━━━━━ AVAILABLE RECORDS

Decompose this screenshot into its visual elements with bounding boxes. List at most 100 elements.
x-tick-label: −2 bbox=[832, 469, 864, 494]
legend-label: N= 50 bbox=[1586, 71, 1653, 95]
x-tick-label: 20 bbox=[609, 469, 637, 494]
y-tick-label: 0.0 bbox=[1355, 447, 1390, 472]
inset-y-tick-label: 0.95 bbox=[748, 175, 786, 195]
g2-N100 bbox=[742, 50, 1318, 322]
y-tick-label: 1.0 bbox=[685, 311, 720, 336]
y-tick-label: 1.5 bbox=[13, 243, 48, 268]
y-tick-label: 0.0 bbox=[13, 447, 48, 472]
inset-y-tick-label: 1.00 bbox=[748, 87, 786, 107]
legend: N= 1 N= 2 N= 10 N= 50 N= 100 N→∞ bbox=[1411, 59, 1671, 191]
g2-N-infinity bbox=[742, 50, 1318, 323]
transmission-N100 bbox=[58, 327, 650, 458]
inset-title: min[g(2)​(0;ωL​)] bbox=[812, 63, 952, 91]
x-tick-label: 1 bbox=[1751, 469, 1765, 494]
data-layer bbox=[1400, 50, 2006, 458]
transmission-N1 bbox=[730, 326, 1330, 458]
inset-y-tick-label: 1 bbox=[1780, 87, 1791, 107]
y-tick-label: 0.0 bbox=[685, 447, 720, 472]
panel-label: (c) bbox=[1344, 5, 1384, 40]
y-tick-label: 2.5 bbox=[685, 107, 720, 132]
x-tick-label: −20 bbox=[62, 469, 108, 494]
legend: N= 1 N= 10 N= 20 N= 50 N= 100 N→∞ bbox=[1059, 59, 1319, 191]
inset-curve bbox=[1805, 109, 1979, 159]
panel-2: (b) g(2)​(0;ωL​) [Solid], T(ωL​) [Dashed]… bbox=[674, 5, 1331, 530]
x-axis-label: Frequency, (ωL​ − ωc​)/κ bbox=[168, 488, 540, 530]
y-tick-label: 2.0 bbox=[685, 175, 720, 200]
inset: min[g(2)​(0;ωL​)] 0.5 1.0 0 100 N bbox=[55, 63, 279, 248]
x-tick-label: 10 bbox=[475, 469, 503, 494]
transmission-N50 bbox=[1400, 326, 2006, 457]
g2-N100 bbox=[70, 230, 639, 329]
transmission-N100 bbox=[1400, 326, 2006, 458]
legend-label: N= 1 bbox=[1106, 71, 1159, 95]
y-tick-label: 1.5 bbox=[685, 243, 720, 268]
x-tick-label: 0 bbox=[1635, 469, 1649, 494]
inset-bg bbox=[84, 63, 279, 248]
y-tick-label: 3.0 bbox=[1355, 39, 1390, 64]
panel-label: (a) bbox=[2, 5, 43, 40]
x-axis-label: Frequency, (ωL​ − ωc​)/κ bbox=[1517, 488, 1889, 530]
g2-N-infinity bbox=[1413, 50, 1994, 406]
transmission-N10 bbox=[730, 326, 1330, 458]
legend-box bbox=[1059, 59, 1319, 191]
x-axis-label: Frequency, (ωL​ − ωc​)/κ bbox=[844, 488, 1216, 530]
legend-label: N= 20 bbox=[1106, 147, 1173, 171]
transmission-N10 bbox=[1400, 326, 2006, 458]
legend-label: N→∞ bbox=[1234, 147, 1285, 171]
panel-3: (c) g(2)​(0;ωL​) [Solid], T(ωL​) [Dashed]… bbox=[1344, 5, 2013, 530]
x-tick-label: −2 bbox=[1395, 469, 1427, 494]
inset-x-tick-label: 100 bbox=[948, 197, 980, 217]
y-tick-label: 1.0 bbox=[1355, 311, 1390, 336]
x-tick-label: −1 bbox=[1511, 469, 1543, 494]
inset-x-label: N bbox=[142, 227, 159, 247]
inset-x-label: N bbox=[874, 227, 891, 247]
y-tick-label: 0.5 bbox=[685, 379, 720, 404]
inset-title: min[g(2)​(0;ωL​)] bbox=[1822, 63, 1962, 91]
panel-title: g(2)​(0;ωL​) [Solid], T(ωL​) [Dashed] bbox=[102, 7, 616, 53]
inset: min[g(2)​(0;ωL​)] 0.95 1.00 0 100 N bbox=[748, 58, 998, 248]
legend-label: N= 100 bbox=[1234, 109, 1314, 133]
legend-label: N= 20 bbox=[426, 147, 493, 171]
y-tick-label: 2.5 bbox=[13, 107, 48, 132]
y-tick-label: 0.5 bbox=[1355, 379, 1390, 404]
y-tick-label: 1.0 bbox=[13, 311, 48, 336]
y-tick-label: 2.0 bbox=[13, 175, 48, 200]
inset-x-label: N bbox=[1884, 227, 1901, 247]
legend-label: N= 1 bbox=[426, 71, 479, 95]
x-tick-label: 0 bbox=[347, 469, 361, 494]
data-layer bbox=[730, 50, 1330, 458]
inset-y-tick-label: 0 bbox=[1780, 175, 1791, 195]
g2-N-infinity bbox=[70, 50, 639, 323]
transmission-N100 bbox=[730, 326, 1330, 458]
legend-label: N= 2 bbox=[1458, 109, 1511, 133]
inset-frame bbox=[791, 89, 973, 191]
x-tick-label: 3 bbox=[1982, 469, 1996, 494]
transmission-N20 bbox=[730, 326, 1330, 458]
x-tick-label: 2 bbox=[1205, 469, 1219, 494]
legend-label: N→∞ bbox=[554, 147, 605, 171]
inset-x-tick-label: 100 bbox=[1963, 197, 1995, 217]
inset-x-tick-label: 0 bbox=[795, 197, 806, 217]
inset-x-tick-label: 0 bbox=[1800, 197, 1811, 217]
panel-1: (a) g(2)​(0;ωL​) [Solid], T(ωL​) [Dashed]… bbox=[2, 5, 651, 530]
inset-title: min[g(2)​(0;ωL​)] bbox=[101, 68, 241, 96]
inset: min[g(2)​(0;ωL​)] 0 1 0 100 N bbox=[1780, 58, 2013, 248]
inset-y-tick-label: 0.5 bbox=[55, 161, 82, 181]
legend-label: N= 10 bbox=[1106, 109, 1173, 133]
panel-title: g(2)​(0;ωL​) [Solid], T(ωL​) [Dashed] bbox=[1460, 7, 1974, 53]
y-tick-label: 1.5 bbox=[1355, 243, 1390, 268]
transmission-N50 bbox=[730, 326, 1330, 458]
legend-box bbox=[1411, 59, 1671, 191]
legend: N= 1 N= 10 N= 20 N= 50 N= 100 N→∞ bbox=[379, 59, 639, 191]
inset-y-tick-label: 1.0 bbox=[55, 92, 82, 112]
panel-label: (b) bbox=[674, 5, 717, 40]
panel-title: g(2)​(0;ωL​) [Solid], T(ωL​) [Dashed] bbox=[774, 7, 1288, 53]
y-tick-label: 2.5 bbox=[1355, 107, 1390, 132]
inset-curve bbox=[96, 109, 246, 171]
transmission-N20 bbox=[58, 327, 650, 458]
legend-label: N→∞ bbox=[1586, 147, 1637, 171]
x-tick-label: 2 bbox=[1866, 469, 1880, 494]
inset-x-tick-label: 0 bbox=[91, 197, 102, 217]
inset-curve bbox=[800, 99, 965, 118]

━━━━━━━━━━

TASK: Copy out every line of the entries above verbatim, keeping their order and changing nothing.

FINAL RESULT:
Decompose this screenshot into its visual elements with bounding boxes. List at most 100 elements.
x-tick-label: −2 bbox=[832, 469, 864, 494]
legend-label: N= 50 bbox=[1586, 71, 1653, 95]
x-tick-label: 20 bbox=[609, 469, 637, 494]
y-tick-label: 0.0 bbox=[1355, 447, 1390, 472]
inset-y-tick-label: 0.95 bbox=[748, 175, 786, 195]
g2-N100 bbox=[742, 50, 1318, 322]
y-tick-label: 1.0 bbox=[685, 311, 720, 336]
y-tick-label: 1.5 bbox=[13, 243, 48, 268]
y-tick-label: 0.0 bbox=[13, 447, 48, 472]
inset-y-tick-label: 1.00 bbox=[748, 87, 786, 107]
legend: N= 1 N= 2 N= 10 N= 50 N= 100 N→∞ bbox=[1411, 59, 1671, 191]
g2-N-infinity bbox=[742, 50, 1318, 323]
transmission-N100 bbox=[58, 327, 650, 458]
inset-title: min[g(2)​(0;ωL​)] bbox=[812, 63, 952, 91]
x-tick-label: 1 bbox=[1751, 469, 1765, 494]
data-layer bbox=[1400, 50, 2006, 458]
transmission-N1 bbox=[730, 326, 1330, 458]
inset-y-tick-label: 1 bbox=[1780, 87, 1791, 107]
y-tick-label: 0.0 bbox=[685, 447, 720, 472]
panel-label: (c) bbox=[1344, 5, 1384, 40]
y-tick-label: 2.5 bbox=[685, 107, 720, 132]
x-tick-label: −20 bbox=[62, 469, 108, 494]
legend: N= 1 N= 10 N= 20 N= 50 N= 100 N→∞ bbox=[1059, 59, 1319, 191]
inset-curve bbox=[1805, 109, 1979, 159]
panel-2: (b) g(2)​(0;ωL​) [Solid], T(ωL​) [Dashed]… bbox=[674, 5, 1331, 530]
x-axis-label: Frequency, (ωL​ − ωc​)/κ bbox=[168, 488, 540, 530]
y-tick-label: 2.0 bbox=[685, 175, 720, 200]
inset: min[g(2)​(0;ωL​)] 0.5 1.0 0 100 N bbox=[55, 63, 279, 248]
x-tick-label: 10 bbox=[475, 469, 503, 494]
transmission-N50 bbox=[1400, 326, 2006, 457]
g2-N100 bbox=[70, 230, 639, 329]
transmission-N100 bbox=[1400, 326, 2006, 458]
legend-label: N= 1 bbox=[1106, 71, 1159, 95]
y-tick-label: 1.5 bbox=[685, 243, 720, 268]
x-tick-label: 0 bbox=[1635, 469, 1649, 494]
inset-bg bbox=[84, 63, 279, 248]
y-tick-label: 3.0 bbox=[1355, 39, 1390, 64]
panel-label: (a) bbox=[2, 5, 43, 40]
x-axis-label: Frequency, (ωL​ − ωc​)/κ bbox=[1517, 488, 1889, 530]
g2-N-infinity bbox=[1413, 50, 1994, 406]
transmission-N10 bbox=[730, 326, 1330, 458]
legend-box bbox=[1059, 59, 1319, 191]
x-axis-label: Frequency, (ωL​ − ωc​)/κ bbox=[844, 488, 1216, 530]
legend-label: N= 20 bbox=[1106, 147, 1173, 171]
transmission-N10 bbox=[1400, 326, 2006, 458]
legend-label: N→∞ bbox=[1234, 147, 1285, 171]
panel-3: (c) g(2)​(0;ωL​) [Solid], T(ωL​) [Dashed]… bbox=[1344, 5, 2013, 530]
x-tick-label: −2 bbox=[1395, 469, 1427, 494]
inset-x-tick-label: 100 bbox=[948, 197, 980, 217]
y-tick-label: 1.0 bbox=[1355, 311, 1390, 336]
x-tick-label: −1 bbox=[1511, 469, 1543, 494]
inset-x-label: N bbox=[142, 227, 159, 247]
inset-x-label: N bbox=[874, 227, 891, 247]
y-tick-label: 0.5 bbox=[685, 379, 720, 404]
inset-title: min[g(2)​(0;ωL​)] bbox=[1822, 63, 1962, 91]
panel-title: g(2)​(0;ωL​) [Solid], T(ωL​) [Dashed] bbox=[102, 7, 616, 53]
inset: min[g(2)​(0;ωL​)] 0.95 1.00 0 100 N bbox=[748, 58, 998, 248]
legend-label: N= 100 bbox=[1234, 109, 1314, 133]
legend-label: N= 20 bbox=[426, 147, 493, 171]
y-tick-label: 2.5 bbox=[13, 107, 48, 132]
y-tick-label: 0.5 bbox=[1355, 379, 1390, 404]
y-tick-label: 1.0 bbox=[13, 311, 48, 336]
y-tick-label: 2.0 bbox=[13, 175, 48, 200]
inset-x-label: N bbox=[1884, 227, 1901, 247]
legend-label: N= 1 bbox=[426, 71, 479, 95]
x-tick-label: 0 bbox=[347, 469, 361, 494]
data-layer bbox=[730, 50, 1330, 458]
inset-y-tick-label: 0 bbox=[1780, 175, 1791, 195]
g2-N-infinity bbox=[70, 50, 639, 323]
transmission-N100 bbox=[730, 326, 1330, 458]
legend-label: N= 2 bbox=[1458, 109, 1511, 133]
inset-frame bbox=[791, 89, 973, 191]
x-tick-label: 3 bbox=[1982, 469, 1996, 494]
transmission-N20 bbox=[730, 326, 1330, 458]
x-tick-label: 2 bbox=[1205, 469, 1219, 494]
legend-label: N→∞ bbox=[554, 147, 605, 171]
inset-x-tick-label: 100 bbox=[1963, 197, 1995, 217]
inset-x-tick-label: 0 bbox=[795, 197, 806, 217]
inset-x-tick-label: 0 bbox=[1800, 197, 1811, 217]
panel-1: (a) g(2)​(0;ωL​) [Solid], T(ωL​) [Dashed]… bbox=[2, 5, 651, 530]
inset-title: min[g(2)​(0;ωL​)] bbox=[101, 68, 241, 96]
inset: min[g(2)​(0;ωL​)] 0 1 0 100 N bbox=[1780, 58, 2013, 248]
inset-y-tick-label: 0.5 bbox=[55, 161, 82, 181]
legend-label: N= 10 bbox=[1106, 109, 1173, 133]
panel-title: g(2)​(0;ωL​) [Solid], T(ωL​) [Dashed] bbox=[1460, 7, 1974, 53]
y-tick-label: 1.5 bbox=[1355, 243, 1390, 268]
transmission-N50 bbox=[730, 326, 1330, 458]
legend-box bbox=[1411, 59, 1671, 191]
legend: N= 1 N= 10 N= 20 N= 50 N= 100 N→∞ bbox=[379, 59, 639, 191]
inset-y-tick-label: 1.0 bbox=[55, 92, 82, 112]
panel-label: (b) bbox=[674, 5, 717, 40]
panel-title: g(2)​(0;ωL​) [Solid], T(ωL​) [Dashed] bbox=[774, 7, 1288, 53]
y-tick-label: 2.5 bbox=[1355, 107, 1390, 132]
inset-curve bbox=[96, 109, 246, 171]
transmission-N20 bbox=[58, 327, 650, 458]
legend-label: N→∞ bbox=[1586, 147, 1637, 171]
x-tick-label: 2 bbox=[1866, 469, 1880, 494]
inset-x-tick-label: 0 bbox=[91, 197, 102, 217]
inset-curve bbox=[800, 99, 965, 118]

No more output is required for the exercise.